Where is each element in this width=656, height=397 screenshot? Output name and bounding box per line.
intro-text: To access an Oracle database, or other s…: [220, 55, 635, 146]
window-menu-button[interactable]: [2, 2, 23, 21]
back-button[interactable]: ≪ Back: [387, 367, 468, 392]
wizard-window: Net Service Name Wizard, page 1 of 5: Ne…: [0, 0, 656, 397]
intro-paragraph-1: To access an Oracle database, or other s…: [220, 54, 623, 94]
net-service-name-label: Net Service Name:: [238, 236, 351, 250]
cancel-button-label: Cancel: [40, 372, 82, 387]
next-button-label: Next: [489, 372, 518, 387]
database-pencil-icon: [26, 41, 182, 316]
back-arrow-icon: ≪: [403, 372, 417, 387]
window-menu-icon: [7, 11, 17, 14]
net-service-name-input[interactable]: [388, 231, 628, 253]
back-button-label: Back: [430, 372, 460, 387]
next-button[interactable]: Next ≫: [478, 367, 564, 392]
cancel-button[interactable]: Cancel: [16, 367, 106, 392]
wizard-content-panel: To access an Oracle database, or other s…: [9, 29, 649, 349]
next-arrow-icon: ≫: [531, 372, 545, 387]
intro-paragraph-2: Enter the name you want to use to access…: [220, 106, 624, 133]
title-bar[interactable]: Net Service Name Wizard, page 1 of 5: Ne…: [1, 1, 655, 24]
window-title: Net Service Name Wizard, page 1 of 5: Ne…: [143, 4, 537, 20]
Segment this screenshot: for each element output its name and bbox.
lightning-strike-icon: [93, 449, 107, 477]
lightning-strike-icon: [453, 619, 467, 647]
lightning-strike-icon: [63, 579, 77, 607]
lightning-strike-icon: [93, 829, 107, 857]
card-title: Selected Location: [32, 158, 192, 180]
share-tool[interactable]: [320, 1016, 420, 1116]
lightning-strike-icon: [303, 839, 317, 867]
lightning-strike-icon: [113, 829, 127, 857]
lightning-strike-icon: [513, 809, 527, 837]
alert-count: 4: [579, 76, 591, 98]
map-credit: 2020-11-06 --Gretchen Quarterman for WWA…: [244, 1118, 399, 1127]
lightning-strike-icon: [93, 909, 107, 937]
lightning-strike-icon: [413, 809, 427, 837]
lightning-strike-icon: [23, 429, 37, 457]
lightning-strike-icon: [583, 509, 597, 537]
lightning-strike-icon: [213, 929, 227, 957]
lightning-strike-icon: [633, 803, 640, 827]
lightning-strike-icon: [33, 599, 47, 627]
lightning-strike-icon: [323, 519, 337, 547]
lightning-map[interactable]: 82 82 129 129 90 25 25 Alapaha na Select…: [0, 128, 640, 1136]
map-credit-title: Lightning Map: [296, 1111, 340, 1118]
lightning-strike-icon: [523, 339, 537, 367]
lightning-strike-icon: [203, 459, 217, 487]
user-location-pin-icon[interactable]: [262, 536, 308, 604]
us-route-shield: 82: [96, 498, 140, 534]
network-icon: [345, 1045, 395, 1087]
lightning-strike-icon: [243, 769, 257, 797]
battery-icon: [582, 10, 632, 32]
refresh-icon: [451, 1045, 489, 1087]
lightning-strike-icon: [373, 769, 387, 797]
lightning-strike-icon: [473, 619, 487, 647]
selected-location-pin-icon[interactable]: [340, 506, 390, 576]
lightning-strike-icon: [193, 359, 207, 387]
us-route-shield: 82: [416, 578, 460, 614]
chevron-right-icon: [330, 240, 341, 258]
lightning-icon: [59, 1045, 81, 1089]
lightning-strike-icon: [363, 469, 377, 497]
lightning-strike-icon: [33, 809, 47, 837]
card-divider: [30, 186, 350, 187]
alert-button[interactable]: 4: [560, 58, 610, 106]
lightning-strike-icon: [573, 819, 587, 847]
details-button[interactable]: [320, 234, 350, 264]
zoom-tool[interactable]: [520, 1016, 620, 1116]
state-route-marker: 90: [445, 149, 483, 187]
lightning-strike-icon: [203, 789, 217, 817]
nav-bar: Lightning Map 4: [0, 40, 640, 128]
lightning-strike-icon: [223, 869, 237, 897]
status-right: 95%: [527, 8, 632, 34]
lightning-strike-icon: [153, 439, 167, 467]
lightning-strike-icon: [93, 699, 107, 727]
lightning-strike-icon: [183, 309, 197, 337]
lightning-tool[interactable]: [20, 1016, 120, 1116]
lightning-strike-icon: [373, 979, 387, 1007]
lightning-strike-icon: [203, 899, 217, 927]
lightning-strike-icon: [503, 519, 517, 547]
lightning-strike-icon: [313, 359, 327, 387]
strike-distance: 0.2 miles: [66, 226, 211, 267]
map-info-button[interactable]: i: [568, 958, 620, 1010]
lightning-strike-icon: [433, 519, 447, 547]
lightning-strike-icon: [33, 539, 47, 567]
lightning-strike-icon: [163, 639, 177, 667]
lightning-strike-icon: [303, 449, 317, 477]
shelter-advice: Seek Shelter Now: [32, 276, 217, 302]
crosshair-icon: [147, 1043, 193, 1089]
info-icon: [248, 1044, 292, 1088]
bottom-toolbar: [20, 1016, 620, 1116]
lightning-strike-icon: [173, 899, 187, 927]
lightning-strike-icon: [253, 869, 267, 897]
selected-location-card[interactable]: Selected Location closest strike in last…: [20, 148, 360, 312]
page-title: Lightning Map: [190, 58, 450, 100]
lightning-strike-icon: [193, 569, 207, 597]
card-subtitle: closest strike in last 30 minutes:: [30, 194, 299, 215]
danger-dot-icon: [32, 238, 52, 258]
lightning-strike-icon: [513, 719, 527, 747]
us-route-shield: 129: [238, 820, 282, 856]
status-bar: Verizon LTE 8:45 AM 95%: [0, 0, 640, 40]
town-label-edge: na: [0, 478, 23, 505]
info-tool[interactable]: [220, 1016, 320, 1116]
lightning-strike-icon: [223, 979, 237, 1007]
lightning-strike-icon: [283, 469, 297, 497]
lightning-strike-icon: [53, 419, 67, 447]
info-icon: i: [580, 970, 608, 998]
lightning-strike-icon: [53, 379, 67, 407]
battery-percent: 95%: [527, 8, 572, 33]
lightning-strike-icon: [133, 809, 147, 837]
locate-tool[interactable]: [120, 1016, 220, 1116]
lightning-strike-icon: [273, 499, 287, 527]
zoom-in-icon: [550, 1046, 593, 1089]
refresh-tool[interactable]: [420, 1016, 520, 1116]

===============

▸ TO DO
Rewrite the listing from its first line through the line containing "intro-paragraph-2: Enter the", changing "Oracle database" to "remote database" and leaving everything else the same.

▸ SOLUTION TO THE EXERCISE
Where is each element in this width=656, height=397 screenshot? Output name and bounding box per line.
intro-text: To access an remote database, or other s…: [220, 55, 635, 146]
window-menu-button[interactable]: [2, 2, 23, 21]
back-button[interactable]: ≪ Back: [387, 367, 468, 392]
wizard-window: Net Service Name Wizard, page 1 of 5: Ne…: [0, 0, 656, 397]
intro-paragraph-1: To access an remote database, or other s…: [220, 54, 623, 94]
net-service-name-label: Net Service Name:: [238, 236, 351, 250]
cancel-button-label: Cancel: [40, 372, 82, 387]
next-button-label: Next: [489, 372, 518, 387]
database-pencil-icon: [26, 41, 182, 316]
back-arrow-icon: ≪: [403, 372, 417, 387]
window-menu-icon: [7, 11, 17, 14]
net-service-name-input[interactable]: [388, 231, 628, 253]
back-button-label: Back: [430, 372, 460, 387]
next-button[interactable]: Next ≫: [478, 367, 564, 392]
cancel-button[interactable]: Cancel: [16, 367, 106, 392]
wizard-content-panel: To access an remote database, or other s…: [9, 29, 649, 349]
next-arrow-icon: ≫: [531, 372, 545, 387]
intro-paragraph-2: Enter the name you want to use to access…: [220, 106, 624, 133]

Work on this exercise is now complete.